* _Required work_
Find every line containing the word "Months" in the records below; report only how many there are.

━━━ Source records

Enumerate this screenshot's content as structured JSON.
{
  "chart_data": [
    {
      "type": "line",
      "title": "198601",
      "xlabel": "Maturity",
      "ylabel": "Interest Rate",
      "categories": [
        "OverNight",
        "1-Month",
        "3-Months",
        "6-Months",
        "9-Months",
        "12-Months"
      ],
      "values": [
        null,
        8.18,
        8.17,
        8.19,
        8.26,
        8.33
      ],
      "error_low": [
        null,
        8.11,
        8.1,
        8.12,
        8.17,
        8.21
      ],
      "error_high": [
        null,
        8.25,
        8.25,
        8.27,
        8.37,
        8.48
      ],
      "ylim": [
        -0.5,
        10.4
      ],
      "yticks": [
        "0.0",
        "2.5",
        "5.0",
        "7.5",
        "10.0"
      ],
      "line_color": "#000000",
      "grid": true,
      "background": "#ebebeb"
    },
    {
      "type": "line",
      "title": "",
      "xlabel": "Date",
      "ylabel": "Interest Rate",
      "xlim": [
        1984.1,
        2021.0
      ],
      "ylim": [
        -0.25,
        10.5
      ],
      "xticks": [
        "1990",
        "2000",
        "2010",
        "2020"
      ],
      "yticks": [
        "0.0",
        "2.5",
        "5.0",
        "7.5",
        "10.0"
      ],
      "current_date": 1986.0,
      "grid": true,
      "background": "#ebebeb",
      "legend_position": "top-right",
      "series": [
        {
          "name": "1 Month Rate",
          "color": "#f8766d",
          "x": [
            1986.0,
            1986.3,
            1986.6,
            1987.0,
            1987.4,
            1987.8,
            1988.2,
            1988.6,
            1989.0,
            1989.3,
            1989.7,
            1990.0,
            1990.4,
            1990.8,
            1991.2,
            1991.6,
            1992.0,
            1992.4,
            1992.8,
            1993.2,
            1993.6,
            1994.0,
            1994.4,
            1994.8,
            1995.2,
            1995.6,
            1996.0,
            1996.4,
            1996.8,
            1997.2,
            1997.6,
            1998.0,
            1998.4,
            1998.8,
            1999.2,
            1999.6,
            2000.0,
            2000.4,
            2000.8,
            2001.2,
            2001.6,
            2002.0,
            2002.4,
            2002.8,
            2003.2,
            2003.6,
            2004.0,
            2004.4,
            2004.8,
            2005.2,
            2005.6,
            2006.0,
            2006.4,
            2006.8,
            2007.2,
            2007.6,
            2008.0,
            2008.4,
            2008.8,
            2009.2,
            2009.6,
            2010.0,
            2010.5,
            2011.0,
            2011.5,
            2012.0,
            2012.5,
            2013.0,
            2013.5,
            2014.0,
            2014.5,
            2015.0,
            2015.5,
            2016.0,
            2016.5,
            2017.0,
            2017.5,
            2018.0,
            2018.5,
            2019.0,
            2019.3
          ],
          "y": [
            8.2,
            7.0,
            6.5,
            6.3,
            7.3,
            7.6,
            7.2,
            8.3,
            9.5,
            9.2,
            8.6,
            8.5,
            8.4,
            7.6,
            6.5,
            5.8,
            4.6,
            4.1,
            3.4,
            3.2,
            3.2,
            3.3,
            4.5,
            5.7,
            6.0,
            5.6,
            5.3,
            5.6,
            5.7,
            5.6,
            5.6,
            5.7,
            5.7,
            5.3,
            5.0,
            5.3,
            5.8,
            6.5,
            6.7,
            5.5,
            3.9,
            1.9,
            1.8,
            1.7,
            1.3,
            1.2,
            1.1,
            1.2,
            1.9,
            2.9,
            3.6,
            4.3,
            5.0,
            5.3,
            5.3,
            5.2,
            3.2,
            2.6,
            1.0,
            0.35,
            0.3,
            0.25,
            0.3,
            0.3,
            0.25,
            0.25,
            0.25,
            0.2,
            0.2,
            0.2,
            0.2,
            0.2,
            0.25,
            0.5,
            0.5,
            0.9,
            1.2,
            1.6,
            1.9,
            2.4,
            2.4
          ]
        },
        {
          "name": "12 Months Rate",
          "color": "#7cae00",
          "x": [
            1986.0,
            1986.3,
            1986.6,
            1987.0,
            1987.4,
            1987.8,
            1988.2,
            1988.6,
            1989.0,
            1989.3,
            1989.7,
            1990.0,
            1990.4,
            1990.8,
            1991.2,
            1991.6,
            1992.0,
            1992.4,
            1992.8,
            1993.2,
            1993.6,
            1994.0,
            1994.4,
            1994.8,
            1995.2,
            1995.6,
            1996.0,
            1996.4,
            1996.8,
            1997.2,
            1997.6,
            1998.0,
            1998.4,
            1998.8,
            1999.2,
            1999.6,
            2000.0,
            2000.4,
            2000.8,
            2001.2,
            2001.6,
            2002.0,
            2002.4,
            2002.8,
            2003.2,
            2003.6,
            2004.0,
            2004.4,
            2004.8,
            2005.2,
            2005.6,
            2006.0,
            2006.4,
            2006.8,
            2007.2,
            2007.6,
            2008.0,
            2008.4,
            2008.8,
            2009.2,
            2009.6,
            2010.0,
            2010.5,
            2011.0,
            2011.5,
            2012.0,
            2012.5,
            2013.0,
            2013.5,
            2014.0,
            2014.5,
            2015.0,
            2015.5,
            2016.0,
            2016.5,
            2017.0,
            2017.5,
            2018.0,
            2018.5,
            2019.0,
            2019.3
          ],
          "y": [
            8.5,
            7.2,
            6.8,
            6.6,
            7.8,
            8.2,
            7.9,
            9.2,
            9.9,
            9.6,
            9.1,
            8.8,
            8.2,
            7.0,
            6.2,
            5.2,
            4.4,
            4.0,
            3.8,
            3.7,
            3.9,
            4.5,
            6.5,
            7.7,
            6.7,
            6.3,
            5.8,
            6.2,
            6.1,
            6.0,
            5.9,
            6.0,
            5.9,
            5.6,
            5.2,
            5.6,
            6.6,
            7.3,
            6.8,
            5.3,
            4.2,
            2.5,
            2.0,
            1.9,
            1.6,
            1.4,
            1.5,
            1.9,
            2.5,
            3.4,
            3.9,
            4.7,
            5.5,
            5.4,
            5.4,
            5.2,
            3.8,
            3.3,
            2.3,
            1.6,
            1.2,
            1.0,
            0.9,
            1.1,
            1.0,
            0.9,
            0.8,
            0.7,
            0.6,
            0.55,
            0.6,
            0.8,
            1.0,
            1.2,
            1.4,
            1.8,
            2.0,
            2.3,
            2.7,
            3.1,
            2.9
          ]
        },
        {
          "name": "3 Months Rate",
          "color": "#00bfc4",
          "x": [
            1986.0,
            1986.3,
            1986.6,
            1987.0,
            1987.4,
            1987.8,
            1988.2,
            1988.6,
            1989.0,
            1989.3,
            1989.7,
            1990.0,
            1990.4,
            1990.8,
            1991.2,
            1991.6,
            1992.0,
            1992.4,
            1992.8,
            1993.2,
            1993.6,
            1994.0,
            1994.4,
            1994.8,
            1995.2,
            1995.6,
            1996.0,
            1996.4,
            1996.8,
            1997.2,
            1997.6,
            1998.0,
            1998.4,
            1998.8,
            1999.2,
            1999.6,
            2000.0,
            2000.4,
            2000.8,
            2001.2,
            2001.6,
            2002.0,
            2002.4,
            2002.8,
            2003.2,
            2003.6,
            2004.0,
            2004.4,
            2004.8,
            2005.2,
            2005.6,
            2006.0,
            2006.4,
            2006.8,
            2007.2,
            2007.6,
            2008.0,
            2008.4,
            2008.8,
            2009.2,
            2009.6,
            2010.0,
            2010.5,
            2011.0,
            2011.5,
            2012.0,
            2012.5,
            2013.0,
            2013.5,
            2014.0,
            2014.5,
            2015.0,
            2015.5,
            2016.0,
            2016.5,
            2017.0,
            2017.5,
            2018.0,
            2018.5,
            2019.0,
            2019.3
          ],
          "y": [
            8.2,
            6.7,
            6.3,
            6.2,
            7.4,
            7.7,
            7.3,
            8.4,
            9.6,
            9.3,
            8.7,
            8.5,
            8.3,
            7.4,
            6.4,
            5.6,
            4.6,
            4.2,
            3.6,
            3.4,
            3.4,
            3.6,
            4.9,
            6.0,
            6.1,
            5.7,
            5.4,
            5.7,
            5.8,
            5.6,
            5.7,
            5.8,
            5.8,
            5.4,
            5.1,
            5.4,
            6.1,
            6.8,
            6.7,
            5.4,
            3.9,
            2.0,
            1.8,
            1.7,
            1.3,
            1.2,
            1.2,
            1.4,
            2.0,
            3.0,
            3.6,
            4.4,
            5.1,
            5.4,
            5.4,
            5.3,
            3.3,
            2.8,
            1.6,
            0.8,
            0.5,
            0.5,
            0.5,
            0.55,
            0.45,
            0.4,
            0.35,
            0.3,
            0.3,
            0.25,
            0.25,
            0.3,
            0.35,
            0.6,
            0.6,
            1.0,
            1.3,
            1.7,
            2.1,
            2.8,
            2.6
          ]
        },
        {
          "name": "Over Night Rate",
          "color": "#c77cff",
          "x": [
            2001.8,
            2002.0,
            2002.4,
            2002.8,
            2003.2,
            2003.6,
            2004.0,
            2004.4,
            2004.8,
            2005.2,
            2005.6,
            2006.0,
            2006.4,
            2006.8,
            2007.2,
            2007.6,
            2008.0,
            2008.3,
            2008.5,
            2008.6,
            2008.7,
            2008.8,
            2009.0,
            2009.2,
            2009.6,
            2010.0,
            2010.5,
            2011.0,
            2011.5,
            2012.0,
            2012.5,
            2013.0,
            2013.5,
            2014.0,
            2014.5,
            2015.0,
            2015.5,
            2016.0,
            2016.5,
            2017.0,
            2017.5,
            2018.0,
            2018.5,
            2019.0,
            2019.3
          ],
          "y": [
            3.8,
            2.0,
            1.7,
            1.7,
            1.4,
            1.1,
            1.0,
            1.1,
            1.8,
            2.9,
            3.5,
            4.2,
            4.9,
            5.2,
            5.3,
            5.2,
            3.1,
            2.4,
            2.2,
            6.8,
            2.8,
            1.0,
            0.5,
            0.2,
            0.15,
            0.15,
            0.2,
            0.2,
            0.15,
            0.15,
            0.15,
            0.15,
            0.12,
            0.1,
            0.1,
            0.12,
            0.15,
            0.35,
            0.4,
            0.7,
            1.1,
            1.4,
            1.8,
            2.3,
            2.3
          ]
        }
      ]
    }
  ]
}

━━━━━━

* _Final result_
6